TASK TO CARRY OUT >>
Count the lines below that contain the word "destination" and give only that number.

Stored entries
- - - - -

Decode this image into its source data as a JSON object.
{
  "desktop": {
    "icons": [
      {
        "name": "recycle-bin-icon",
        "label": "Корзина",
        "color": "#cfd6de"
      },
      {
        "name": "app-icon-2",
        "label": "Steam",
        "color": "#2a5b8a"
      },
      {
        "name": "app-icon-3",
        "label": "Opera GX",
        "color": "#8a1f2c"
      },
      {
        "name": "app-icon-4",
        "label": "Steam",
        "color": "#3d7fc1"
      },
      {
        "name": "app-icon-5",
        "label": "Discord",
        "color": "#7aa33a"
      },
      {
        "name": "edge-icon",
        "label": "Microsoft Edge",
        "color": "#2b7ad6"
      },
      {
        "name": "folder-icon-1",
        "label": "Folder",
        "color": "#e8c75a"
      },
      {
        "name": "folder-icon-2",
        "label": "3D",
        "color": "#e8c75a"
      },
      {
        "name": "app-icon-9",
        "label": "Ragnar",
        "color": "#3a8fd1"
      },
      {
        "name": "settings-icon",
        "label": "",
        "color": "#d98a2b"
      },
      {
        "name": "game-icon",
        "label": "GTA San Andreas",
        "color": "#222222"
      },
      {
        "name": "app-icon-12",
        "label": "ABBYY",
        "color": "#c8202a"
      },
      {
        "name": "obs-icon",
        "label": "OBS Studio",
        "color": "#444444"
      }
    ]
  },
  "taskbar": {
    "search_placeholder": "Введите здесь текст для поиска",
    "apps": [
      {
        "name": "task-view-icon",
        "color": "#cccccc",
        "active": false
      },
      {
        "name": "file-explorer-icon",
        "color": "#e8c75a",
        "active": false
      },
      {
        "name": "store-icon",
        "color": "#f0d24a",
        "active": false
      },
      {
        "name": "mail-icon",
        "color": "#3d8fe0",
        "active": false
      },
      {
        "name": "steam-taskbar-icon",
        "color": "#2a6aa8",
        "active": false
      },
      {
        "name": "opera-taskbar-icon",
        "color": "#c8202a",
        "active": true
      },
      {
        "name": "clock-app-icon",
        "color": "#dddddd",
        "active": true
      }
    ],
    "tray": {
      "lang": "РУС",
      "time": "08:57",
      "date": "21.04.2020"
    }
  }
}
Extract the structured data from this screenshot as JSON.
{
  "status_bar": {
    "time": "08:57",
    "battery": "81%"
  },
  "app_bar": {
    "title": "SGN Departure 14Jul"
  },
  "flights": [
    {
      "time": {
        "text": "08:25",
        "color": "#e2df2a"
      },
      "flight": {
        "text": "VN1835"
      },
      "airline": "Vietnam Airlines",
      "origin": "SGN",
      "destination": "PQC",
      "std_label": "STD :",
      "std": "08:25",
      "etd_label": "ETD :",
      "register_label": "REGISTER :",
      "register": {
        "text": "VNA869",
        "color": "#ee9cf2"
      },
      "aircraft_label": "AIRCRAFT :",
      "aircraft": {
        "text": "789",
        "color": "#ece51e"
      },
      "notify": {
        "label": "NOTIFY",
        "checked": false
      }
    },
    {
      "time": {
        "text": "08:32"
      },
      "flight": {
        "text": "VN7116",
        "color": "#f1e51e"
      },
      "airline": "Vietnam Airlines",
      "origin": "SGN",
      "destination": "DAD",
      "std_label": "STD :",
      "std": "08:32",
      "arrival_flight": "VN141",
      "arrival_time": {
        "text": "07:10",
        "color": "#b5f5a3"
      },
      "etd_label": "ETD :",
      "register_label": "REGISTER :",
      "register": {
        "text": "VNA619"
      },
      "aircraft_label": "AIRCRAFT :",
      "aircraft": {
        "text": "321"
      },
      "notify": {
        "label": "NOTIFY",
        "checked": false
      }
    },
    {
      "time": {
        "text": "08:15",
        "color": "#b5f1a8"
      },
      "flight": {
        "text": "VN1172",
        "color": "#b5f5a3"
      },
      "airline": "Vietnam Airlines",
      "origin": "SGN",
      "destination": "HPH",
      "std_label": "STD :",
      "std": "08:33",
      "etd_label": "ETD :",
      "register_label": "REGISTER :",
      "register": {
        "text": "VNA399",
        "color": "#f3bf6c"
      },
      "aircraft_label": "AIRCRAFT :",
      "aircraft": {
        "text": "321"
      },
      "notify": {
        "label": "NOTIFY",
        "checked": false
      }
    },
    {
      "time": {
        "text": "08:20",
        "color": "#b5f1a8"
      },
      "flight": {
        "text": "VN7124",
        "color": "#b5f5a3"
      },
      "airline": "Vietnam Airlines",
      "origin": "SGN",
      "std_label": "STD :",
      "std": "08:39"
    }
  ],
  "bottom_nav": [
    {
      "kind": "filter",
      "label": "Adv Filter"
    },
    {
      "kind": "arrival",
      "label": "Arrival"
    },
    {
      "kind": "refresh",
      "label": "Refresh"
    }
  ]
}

- - - - -

TASK ANSWER >>
3